## Work instructions
Below are some entries. Output each one exactly as it appears.

## Records for this task
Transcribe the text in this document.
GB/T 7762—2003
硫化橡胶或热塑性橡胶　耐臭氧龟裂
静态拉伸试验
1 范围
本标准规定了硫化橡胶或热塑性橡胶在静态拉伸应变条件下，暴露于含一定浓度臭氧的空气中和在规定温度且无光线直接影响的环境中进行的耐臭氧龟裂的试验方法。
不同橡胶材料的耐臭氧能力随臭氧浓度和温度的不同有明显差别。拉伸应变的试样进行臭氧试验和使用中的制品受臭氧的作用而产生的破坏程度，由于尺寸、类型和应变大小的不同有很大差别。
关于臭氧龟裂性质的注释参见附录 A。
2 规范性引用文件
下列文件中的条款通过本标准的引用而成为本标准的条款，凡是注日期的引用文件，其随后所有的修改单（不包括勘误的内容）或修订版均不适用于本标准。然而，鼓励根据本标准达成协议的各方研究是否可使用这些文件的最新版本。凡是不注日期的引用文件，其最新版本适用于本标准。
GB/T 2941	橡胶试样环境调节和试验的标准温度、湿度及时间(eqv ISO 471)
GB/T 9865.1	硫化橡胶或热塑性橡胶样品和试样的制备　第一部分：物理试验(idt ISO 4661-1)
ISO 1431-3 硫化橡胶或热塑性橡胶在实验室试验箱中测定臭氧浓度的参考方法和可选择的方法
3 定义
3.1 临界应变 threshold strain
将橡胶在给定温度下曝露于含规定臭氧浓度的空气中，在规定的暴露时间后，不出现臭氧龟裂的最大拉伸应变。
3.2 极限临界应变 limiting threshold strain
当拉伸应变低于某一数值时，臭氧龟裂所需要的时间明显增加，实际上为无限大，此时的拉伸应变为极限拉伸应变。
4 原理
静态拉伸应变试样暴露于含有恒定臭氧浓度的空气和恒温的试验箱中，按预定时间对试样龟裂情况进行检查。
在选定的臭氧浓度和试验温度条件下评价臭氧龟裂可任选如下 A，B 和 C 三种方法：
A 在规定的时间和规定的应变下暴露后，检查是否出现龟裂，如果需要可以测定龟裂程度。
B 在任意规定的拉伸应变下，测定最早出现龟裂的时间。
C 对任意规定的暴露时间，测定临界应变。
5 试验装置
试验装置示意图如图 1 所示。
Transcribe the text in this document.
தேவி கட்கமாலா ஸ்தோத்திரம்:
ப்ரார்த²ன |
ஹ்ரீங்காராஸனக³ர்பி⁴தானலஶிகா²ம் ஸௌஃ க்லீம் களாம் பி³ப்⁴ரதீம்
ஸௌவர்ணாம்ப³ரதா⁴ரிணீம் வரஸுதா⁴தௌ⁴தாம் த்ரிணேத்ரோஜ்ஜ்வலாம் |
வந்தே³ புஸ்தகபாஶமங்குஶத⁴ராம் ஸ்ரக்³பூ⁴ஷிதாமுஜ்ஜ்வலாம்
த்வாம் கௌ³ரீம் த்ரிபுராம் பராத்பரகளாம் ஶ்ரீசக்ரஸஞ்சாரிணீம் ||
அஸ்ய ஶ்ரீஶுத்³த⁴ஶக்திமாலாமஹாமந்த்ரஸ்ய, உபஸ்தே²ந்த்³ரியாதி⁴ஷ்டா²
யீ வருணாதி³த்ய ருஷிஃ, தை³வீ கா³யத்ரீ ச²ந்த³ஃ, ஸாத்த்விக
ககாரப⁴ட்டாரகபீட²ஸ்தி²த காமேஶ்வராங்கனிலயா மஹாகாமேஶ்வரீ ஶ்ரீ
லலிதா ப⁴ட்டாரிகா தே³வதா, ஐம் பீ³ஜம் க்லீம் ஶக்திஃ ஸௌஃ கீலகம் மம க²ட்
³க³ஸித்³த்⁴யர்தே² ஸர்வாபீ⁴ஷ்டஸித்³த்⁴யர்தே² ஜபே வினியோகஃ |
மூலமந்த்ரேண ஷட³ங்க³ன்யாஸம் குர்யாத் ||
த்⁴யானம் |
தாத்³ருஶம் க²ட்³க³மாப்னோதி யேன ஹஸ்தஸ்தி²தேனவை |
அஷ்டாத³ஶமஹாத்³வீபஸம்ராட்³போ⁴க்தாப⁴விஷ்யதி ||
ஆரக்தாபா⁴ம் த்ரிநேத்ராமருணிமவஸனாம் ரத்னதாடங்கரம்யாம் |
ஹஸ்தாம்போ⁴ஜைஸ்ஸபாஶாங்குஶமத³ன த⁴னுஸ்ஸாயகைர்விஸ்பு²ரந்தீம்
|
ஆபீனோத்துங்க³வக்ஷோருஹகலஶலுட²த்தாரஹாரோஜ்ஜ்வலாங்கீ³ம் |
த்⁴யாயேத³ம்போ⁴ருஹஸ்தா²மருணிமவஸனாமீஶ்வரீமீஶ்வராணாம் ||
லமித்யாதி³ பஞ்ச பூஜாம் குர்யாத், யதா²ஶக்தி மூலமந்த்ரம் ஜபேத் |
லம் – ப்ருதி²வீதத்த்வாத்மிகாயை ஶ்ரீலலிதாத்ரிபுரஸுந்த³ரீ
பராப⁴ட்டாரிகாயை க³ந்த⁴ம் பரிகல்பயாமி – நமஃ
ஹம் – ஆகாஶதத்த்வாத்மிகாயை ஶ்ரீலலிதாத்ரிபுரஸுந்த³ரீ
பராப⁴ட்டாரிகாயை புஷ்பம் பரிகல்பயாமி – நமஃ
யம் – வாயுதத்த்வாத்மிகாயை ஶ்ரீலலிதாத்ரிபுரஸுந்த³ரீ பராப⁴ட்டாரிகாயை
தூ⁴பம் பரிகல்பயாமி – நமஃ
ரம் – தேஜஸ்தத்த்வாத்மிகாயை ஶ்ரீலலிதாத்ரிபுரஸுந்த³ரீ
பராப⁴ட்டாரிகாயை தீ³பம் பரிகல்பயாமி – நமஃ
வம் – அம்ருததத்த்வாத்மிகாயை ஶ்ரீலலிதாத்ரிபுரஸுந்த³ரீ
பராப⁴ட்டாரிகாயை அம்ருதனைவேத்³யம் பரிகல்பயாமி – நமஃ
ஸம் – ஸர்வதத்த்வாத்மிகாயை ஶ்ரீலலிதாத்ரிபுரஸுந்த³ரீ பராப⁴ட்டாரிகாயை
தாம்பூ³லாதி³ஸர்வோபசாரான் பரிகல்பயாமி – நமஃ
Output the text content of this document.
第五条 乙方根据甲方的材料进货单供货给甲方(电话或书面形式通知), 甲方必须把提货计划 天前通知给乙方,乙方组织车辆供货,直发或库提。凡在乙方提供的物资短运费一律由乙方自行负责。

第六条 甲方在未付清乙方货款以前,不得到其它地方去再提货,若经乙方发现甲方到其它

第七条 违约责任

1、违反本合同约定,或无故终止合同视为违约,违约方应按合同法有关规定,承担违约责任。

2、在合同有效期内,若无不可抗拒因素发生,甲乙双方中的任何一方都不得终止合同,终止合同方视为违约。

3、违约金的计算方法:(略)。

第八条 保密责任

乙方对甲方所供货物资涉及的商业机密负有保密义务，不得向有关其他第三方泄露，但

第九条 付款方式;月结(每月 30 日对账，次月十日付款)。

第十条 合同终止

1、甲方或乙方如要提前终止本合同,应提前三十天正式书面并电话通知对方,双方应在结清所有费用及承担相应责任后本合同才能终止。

## Output of the task
Transcribe the text in this document.
GB/T 7762—2003
硫化橡胶或热塑性橡胶　耐臭氧龟裂
静态拉伸试验
1 范围
本标准规定了硫化橡胶或热塑性橡胶在静态拉伸应变条件下，暴露于含一定浓度臭氧的空气中和在规定温度且无光线直接影响的环境中进行的耐臭氧龟裂的试验方法。
不同橡胶材料的耐臭氧能力随臭氧浓度和温度的不同有明显差别。拉伸应变的试样进行臭氧试验和使用中的制品受臭氧的作用而产生的破坏程度，由于尺寸、类型和应变大小的不同有很大差别。
关于臭氧龟裂性质的注释参见附录 A。
2 规范性引用文件
下列文件中的条款通过本标准的引用而成为本标准的条款，凡是注日期的引用文件，其随后所有的修改单（不包括勘误的内容）或修订版均不适用于本标准。然而，鼓励根据本标准达成协议的各方研究是否可使用这些文件的最新版本。凡是不注日期的引用文件，其最新版本适用于本标准。
GB/T 2941	橡胶试样环境调节和试验的标准温度、湿度及时间(eqv ISO 471)
GB/T 9865.1	硫化橡胶或热塑性橡胶样品和试样的制备　第一部分：物理试验(idt ISO 4661-1)
ISO 1431-3 硫化橡胶或热塑性橡胶在实验室试验箱中测定臭氧浓度的参考方法和可选择的方法
3 定义
3.1 临界应变 threshold strain
将橡胶在给定温度下曝露于含规定臭氧浓度的空气中，在规定的暴露时间后，不出现臭氧龟裂的最大拉伸应变。
3.2 极限临界应变 limiting threshold strain
当拉伸应变低于某一数值时，臭氧龟裂所需要的时间明显增加，实际上为无限大，此时的拉伸应变为极限拉伸应变。
4 原理
静态拉伸应变试样暴露于含有恒定臭氧浓度的空气和恒温的试验箱中，按预定时间对试样龟裂情况进行检查。
在选定的臭氧浓度和试验温度条件下评价臭氧龟裂可任选如下 A，B 和 C 三种方法：
A 在规定的时间和规定的应变下暴露后，检查是否出现龟裂，如果需要可以测定龟裂程度。
B 在任意规定的拉伸应变下，测定最早出现龟裂的时间。
C 对任意规定的暴露时间，测定临界应变。
5 试验装置
试验装置示意图如图 1 所示。
Transcribe the text in this document.
தேவி கட்கமாலா ஸ்தோத்திரம்:
ப்ரார்த²ன |
ஹ்ரீங்காராஸனக³ர்பி⁴தானலஶிகா²ம் ஸௌஃ க்லீம் களாம் பி³ப்⁴ரதீம்
ஸௌவர்ணாம்ப³ரதா⁴ரிணீம் வரஸுதா⁴தௌ⁴தாம் த்ரிணேத்ரோஜ்ஜ்வலாம் |
வந்தே³ புஸ்தகபாஶமங்குஶத⁴ராம் ஸ்ரக்³பூ⁴ஷிதாமுஜ்ஜ்வலாம்
த்வாம் கௌ³ரீம் த்ரிபுராம் பராத்பரகளாம் ஶ்ரீசக்ரஸஞ்சாரிணீம் ||
அஸ்ய ஶ்ரீஶுத்³த⁴ஶக்திமாலாமஹாமந்த்ரஸ்ய, உபஸ்தே²ந்த்³ரியாதி⁴ஷ்டா²
யீ வருணாதி³த்ய ருஷிஃ, தை³வீ கா³யத்ரீ ச²ந்த³ஃ, ஸாத்த்விக
ககாரப⁴ட்டாரகபீட²ஸ்தி²த காமேஶ்வராங்கனிலயா மஹாகாமேஶ்வரீ ஶ்ரீ
லலிதா ப⁴ட்டாரிகா தே³வதா, ஐம் பீ³ஜம் க்லீம் ஶக்திஃ ஸௌஃ கீலகம் மம க²ட்
³க³ஸித்³த்⁴யர்தே² ஸர்வாபீ⁴ஷ்டஸித்³த்⁴யர்தே² ஜபே வினியோகஃ |
மூலமந்த்ரேண ஷட³ங்க³ன்யாஸம் குர்யாத் ||
த்⁴யானம் |
தாத்³ருஶம் க²ட்³க³மாப்னோதி யேன ஹஸ்தஸ்தி²தேனவை |
அஷ்டாத³ஶமஹாத்³வீபஸம்ராட்³போ⁴க்தாப⁴விஷ்யதி ||
ஆரக்தாபா⁴ம் த்ரிநேத்ராமருணிமவஸனாம் ரத்னதாடங்கரம்யாம் |
ஹஸ்தாம்போ⁴ஜைஸ்ஸபாஶாங்குஶமத³ன த⁴னுஸ்ஸாயகைர்விஸ்பு²ரந்தீம்
|
ஆபீனோத்துங்க³வக்ஷோருஹகலஶலுட²த்தாரஹாரோஜ்ஜ்வலாங்கீ³ம் |
த்⁴யாயேத³ம்போ⁴ருஹஸ்தா²மருணிமவஸனாமீஶ்வரீமீஶ்வராணாம் ||
லமித்யாதி³ பஞ்ச பூஜாம் குர்யாத், யதா²ஶக்தி மூலமந்த்ரம் ஜபேத் |
லம் – ப்ருதி²வீதத்த்வாத்மிகாயை ஶ்ரீலலிதாத்ரிபுரஸுந்த³ரீ
பராப⁴ட்டாரிகாயை க³ந்த⁴ம் பரிகல்பயாமி – நமஃ
ஹம் – ஆகாஶதத்த்வாத்மிகாயை ஶ்ரீலலிதாத்ரிபுரஸுந்த³ரீ
பராப⁴ட்டாரிகாயை புஷ்பம் பரிகல்பயாமி – நமஃ
யம் – வாயுதத்த்வாத்மிகாயை ஶ்ரீலலிதாத்ரிபுரஸுந்த³ரீ பராப⁴ட்டாரிகாயை
தூ⁴பம் பரிகல்பயாமி – நமஃ
ரம் – தேஜஸ்தத்த்வாத்மிகாயை ஶ்ரீலலிதாத்ரிபுரஸுந்த³ரீ
பராப⁴ட்டாரிகாயை தீ³பம் பரிகல்பயாமி – நமஃ
வம் – அம்ருததத்த்வாத்மிகாயை ஶ்ரீலலிதாத்ரிபுரஸுந்த³ரீ
பராப⁴ட்டாரிகாயை அம்ருதனைவேத்³யம் பரிகல்பயாமி – நமஃ
ஸம் – ஸர்வதத்த்வாத்மிகாயை ஶ்ரீலலிதாத்ரிபுரஸுந்த³ரீ பராப⁴ட்டாரிகாயை
தாம்பூ³லாதி³ஸர்வோபசாரான் பரிகல்பயாமி – நமஃ
Output the text content of this document.
第五条 乙方根据甲方的材料进货单供货给甲方(电话或书面形式通知), 甲方必须把提货计划 天前通知给乙方,乙方组织车辆供货,直发或库提。凡在乙方提供的物资短运费一律由乙方自行负责。

第六条 甲方在未付清乙方货款以前,不得到其它地方去再提货,若经乙方发现甲方到其它

第七条 违约责任

1、违反本合同约定,或无故终止合同视为违约,违约方应按合同法有关规定,承担违约责任。

2、在合同有效期内,若无不可抗拒因素发生,甲乙双方中的任何一方都不得终止合同,终止合同方视为违约。

3、违约金的计算方法:(略)。

第八条 保密责任

乙方对甲方所供货物资涉及的商业机密负有保密义务，不得向有关其他第三方泄露，但

第九条 付款方式;月结(每月 30 日对账，次月十日付款)。

第十条 合同终止

1、甲方或乙方如要提前终止本合同,应提前三十天正式书面并电话通知对方,双方应在结清所有费用及承担相应责任后本合同才能终止。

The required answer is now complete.